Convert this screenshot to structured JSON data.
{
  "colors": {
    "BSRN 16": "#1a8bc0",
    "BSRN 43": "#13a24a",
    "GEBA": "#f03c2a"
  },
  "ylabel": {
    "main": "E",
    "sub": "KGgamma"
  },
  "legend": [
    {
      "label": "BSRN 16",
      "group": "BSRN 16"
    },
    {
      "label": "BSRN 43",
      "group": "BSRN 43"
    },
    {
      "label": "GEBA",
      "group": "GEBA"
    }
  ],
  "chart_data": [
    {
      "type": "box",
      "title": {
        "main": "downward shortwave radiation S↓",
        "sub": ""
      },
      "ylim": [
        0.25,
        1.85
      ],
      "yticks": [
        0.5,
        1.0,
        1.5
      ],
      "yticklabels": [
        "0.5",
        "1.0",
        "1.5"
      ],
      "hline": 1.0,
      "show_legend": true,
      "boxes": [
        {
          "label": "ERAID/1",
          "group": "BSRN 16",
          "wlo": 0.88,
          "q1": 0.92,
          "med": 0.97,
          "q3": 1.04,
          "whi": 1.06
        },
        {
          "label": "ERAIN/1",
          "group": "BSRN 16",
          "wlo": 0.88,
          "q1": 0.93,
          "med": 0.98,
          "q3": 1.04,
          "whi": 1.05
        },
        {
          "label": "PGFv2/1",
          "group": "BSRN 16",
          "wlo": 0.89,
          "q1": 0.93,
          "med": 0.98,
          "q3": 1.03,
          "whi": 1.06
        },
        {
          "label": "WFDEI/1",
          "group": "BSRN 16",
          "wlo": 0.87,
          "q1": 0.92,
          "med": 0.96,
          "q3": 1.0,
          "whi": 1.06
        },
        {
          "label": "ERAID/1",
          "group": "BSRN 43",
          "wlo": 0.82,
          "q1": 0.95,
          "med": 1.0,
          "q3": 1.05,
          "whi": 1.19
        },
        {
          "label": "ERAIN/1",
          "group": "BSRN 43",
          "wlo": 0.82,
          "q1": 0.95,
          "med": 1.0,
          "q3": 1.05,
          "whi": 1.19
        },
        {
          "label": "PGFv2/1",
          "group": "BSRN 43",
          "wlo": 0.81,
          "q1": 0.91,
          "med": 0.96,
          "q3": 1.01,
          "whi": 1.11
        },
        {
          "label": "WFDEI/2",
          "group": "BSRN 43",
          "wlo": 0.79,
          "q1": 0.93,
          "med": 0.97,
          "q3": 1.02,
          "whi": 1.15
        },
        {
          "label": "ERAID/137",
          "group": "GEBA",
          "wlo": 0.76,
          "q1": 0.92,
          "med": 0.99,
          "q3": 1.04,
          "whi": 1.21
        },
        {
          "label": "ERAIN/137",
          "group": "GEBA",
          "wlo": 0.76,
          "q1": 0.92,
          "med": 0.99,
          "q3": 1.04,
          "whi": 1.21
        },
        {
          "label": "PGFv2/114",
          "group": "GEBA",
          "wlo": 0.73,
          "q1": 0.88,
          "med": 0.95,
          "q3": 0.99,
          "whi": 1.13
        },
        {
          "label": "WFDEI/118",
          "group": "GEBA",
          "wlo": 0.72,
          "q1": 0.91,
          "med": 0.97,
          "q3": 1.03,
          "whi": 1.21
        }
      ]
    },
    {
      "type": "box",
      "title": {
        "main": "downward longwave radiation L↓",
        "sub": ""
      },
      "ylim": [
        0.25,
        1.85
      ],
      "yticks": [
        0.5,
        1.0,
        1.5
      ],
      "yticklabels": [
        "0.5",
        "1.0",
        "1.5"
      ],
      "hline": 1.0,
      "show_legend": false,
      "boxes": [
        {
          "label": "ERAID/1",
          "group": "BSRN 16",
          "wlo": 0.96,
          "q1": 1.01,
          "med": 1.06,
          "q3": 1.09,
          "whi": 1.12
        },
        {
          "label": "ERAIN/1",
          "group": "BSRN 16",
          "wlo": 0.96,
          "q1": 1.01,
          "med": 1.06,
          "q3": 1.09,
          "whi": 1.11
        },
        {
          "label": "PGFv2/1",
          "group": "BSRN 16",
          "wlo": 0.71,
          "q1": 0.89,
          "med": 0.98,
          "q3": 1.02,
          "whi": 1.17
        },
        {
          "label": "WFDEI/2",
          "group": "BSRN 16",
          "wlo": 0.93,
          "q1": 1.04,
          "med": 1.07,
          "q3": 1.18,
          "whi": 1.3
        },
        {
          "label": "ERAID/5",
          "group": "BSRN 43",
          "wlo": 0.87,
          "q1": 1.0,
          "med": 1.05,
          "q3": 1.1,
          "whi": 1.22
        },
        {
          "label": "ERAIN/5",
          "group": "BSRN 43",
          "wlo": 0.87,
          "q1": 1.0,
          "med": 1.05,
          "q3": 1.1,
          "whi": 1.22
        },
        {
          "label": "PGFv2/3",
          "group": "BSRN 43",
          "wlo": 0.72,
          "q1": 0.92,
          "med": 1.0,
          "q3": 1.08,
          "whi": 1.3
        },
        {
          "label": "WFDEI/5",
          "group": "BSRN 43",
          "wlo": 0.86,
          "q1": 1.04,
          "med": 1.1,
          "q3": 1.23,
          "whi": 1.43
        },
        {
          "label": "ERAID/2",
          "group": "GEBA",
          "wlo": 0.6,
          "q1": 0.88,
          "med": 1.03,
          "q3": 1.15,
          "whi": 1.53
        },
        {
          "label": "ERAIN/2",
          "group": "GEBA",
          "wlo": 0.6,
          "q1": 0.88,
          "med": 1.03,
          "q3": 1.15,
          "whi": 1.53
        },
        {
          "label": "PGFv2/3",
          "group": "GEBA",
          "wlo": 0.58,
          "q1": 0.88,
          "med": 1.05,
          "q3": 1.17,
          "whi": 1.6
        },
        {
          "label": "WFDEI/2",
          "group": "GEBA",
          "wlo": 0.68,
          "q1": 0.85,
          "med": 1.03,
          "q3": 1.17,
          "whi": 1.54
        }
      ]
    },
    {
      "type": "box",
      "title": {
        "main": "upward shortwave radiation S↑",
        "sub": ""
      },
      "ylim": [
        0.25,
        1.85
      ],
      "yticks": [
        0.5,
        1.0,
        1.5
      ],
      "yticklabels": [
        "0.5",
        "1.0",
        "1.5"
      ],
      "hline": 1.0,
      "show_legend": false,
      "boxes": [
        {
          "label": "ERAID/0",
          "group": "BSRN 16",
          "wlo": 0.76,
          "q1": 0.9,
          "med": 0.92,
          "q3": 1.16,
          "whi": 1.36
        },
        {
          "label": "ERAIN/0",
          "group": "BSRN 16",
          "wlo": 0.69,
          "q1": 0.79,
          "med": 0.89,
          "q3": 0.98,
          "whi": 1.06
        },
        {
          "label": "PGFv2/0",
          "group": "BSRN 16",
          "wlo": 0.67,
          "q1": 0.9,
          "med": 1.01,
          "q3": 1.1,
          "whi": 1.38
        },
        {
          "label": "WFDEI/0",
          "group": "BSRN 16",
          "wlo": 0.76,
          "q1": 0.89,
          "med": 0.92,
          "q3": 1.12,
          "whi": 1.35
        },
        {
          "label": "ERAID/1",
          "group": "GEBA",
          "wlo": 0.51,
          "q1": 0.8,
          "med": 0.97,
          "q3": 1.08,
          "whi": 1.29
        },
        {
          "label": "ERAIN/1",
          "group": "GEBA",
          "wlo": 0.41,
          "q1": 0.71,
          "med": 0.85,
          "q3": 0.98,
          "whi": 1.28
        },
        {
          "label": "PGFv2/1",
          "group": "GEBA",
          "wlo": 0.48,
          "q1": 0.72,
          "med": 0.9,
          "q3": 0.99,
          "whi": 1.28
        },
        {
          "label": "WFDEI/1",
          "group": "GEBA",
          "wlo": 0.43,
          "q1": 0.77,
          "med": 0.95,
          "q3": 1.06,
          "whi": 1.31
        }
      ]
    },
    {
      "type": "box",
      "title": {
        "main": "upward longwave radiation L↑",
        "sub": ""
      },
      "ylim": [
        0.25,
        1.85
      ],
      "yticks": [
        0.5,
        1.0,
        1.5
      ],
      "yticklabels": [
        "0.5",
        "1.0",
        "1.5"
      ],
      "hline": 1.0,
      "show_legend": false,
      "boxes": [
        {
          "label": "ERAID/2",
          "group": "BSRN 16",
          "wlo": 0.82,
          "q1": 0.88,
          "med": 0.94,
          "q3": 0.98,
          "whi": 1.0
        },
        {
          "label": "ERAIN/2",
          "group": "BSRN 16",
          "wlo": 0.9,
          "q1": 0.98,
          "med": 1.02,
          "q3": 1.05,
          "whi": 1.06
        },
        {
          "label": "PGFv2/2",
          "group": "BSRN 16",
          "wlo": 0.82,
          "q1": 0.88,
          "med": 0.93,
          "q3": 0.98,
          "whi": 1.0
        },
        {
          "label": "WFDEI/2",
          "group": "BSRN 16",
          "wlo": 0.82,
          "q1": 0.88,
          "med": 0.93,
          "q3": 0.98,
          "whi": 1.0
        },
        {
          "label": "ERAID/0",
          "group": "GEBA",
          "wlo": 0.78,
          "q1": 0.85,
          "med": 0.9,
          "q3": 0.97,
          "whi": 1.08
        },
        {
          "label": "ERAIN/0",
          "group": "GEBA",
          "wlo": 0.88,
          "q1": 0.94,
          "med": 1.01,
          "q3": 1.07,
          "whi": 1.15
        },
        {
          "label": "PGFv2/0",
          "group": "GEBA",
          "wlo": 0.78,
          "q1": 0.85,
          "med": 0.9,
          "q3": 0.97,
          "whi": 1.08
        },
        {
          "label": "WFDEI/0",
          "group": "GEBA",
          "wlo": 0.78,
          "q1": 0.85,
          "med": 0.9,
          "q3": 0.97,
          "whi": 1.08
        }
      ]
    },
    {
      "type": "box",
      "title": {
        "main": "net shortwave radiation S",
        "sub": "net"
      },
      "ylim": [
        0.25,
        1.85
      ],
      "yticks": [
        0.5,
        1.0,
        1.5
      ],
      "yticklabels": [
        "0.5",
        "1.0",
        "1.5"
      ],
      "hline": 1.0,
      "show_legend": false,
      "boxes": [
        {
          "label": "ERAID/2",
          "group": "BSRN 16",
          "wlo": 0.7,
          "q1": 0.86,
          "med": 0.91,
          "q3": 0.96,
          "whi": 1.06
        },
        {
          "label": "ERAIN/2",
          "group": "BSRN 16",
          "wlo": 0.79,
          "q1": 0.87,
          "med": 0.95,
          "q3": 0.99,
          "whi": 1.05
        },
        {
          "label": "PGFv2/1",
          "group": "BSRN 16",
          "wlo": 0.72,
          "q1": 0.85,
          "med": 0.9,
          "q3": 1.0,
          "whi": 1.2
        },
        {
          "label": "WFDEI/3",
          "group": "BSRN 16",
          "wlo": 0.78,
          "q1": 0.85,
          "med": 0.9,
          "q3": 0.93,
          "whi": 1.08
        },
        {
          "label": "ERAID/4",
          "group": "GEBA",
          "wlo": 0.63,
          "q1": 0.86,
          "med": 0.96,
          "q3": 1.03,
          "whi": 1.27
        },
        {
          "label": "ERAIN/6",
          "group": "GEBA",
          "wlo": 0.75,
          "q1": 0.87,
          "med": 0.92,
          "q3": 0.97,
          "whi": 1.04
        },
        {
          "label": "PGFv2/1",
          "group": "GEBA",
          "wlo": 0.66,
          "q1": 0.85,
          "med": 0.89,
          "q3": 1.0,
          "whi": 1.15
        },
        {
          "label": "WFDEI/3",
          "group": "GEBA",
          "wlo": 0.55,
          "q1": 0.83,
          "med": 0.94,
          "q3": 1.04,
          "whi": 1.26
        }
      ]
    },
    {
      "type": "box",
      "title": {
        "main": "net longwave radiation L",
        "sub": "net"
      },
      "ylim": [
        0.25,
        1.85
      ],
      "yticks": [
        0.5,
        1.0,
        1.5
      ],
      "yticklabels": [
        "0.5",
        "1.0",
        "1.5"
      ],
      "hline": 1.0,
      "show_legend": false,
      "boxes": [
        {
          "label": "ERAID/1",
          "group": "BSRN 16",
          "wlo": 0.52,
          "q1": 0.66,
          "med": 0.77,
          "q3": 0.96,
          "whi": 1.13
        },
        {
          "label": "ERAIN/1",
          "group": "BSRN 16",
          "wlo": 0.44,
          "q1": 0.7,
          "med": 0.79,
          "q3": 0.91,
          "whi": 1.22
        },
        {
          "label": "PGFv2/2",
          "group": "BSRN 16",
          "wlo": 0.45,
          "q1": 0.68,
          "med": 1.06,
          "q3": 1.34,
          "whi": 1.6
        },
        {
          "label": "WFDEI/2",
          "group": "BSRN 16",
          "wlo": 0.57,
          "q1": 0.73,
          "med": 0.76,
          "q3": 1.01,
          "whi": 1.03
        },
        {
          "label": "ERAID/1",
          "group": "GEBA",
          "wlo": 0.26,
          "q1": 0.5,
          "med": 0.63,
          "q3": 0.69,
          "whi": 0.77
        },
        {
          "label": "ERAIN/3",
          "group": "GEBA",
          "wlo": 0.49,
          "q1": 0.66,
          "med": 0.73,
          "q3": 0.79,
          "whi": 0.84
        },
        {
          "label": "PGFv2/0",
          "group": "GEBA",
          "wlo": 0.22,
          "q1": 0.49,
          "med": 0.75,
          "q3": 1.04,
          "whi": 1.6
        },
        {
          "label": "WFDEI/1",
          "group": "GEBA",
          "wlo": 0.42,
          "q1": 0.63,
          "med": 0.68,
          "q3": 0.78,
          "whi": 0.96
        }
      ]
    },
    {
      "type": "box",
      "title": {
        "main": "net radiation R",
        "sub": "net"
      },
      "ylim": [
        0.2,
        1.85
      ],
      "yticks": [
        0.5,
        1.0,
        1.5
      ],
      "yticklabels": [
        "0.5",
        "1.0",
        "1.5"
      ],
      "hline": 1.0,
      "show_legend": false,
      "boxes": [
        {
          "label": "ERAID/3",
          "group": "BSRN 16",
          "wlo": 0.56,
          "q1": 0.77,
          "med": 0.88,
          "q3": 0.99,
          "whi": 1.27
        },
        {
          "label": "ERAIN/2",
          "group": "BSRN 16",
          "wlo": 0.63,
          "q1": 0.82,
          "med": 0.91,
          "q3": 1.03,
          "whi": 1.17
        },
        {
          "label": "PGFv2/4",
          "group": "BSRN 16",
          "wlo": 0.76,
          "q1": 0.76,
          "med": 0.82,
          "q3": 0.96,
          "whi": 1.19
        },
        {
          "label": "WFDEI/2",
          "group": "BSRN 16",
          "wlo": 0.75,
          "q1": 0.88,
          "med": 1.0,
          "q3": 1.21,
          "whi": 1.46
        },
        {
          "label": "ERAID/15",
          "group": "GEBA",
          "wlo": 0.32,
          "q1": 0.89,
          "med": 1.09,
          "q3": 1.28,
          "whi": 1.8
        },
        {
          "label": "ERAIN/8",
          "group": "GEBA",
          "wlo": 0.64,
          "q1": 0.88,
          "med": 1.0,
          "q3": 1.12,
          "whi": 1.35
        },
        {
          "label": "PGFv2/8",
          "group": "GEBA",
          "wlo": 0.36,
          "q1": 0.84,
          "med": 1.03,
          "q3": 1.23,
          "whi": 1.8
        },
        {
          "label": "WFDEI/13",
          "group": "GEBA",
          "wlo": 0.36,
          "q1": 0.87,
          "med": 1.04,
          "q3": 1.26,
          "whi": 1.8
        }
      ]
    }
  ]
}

• _PROBLEM DETAILS_: Copy every line in the records above that contains the word "longwave".

• _ANSWER TO THIS PROBLEM_:
        "main": "downward longwave radiation L↓",
        "main": "upward longwave radiation L↑",
        "main": "net longwave radiation L",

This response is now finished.